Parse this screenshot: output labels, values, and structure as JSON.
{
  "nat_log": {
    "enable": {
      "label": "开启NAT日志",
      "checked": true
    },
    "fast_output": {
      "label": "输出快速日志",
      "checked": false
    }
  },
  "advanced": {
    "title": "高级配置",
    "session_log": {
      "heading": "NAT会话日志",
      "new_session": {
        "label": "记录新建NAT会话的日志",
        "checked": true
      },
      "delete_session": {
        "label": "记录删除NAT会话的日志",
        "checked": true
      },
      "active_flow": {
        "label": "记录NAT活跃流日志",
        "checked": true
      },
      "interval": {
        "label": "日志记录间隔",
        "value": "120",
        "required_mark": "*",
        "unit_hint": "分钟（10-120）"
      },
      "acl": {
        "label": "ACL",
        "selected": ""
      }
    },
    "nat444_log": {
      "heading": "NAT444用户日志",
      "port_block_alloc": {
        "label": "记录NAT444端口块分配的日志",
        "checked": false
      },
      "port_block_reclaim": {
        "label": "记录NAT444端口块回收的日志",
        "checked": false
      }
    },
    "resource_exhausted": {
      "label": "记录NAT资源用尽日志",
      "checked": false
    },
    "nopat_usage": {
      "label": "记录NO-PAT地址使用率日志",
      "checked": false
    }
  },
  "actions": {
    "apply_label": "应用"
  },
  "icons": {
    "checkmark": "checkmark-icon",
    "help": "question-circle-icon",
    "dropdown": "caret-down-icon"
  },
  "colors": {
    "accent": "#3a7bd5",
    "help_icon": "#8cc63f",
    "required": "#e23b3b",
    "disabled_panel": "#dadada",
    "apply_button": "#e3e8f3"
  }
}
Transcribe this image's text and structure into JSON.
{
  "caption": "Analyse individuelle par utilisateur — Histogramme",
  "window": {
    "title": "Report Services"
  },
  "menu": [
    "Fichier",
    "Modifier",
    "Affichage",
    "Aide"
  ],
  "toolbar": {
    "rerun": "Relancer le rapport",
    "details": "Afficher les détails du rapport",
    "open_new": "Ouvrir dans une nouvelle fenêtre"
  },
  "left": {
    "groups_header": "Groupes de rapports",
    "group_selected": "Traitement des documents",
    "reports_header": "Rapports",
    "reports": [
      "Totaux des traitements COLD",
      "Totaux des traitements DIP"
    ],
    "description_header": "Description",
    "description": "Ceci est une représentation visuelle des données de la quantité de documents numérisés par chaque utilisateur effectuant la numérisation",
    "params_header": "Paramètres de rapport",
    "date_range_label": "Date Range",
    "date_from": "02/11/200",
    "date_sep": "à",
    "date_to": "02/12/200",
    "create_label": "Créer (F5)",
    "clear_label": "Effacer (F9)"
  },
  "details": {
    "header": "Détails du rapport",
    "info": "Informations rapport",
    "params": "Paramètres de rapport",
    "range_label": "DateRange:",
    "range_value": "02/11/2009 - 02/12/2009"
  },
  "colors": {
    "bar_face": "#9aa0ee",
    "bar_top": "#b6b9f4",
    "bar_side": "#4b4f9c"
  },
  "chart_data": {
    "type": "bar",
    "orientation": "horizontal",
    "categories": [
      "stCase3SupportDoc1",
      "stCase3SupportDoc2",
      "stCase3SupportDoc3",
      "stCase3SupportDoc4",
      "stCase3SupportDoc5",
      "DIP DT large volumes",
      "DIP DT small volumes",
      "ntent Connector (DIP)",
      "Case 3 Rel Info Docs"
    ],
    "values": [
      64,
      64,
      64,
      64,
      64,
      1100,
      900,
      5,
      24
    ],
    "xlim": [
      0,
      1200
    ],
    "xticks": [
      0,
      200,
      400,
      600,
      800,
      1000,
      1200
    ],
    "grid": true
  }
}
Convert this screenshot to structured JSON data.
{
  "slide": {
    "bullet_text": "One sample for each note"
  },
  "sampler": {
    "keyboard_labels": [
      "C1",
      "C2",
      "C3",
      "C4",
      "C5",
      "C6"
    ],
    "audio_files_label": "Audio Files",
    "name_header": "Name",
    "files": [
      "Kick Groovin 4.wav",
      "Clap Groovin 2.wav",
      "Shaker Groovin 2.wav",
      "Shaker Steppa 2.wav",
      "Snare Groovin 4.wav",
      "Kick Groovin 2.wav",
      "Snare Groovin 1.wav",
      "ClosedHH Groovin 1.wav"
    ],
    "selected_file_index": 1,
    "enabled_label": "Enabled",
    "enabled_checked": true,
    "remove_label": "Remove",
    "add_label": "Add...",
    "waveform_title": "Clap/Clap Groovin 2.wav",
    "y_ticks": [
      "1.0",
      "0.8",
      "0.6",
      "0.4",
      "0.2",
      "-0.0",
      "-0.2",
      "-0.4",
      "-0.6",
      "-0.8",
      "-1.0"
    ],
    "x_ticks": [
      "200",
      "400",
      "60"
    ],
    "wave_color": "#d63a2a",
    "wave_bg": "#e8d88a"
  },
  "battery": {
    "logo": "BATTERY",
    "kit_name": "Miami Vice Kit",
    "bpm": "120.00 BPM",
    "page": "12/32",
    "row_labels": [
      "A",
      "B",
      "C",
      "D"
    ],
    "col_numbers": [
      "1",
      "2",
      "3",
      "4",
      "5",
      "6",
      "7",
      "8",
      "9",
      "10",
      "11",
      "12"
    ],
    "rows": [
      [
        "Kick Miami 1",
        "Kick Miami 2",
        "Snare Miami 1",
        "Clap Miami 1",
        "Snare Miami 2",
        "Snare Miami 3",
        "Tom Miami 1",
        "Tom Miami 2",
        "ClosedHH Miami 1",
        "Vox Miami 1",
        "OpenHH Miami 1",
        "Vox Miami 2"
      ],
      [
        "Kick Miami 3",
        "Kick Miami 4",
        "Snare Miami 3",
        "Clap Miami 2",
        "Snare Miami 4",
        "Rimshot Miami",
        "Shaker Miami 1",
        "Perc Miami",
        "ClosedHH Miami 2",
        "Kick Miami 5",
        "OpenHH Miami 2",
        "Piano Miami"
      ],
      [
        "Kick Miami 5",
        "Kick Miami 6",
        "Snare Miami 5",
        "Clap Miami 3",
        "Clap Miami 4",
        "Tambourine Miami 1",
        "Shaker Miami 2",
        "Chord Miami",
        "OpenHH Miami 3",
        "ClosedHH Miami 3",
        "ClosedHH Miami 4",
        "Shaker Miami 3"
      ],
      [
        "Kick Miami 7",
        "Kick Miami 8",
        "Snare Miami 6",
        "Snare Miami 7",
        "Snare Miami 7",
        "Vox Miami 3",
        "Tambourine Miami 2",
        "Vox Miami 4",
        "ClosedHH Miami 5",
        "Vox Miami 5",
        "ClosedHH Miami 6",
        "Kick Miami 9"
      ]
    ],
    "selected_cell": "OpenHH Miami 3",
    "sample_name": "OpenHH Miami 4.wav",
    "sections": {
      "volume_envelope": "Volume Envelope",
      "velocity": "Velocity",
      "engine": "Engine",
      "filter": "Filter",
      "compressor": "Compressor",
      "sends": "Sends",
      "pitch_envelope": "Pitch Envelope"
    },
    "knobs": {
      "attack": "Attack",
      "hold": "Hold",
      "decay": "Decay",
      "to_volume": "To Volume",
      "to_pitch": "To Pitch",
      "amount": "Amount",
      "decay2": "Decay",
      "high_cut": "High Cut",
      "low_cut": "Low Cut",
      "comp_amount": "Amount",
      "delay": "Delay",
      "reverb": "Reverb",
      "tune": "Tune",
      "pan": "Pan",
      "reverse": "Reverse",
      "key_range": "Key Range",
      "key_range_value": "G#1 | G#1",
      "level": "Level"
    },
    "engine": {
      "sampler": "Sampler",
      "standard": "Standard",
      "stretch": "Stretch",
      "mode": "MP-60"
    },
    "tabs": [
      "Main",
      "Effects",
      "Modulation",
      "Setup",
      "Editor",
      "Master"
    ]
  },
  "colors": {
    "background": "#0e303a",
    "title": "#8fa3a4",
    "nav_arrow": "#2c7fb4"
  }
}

-----

* _Exercise_
Locate the word "Totaux" in the records and collect each line it appears in.

* _Response_
      "Totaux des traitements COLD",
      "Totaux des traitements DIP"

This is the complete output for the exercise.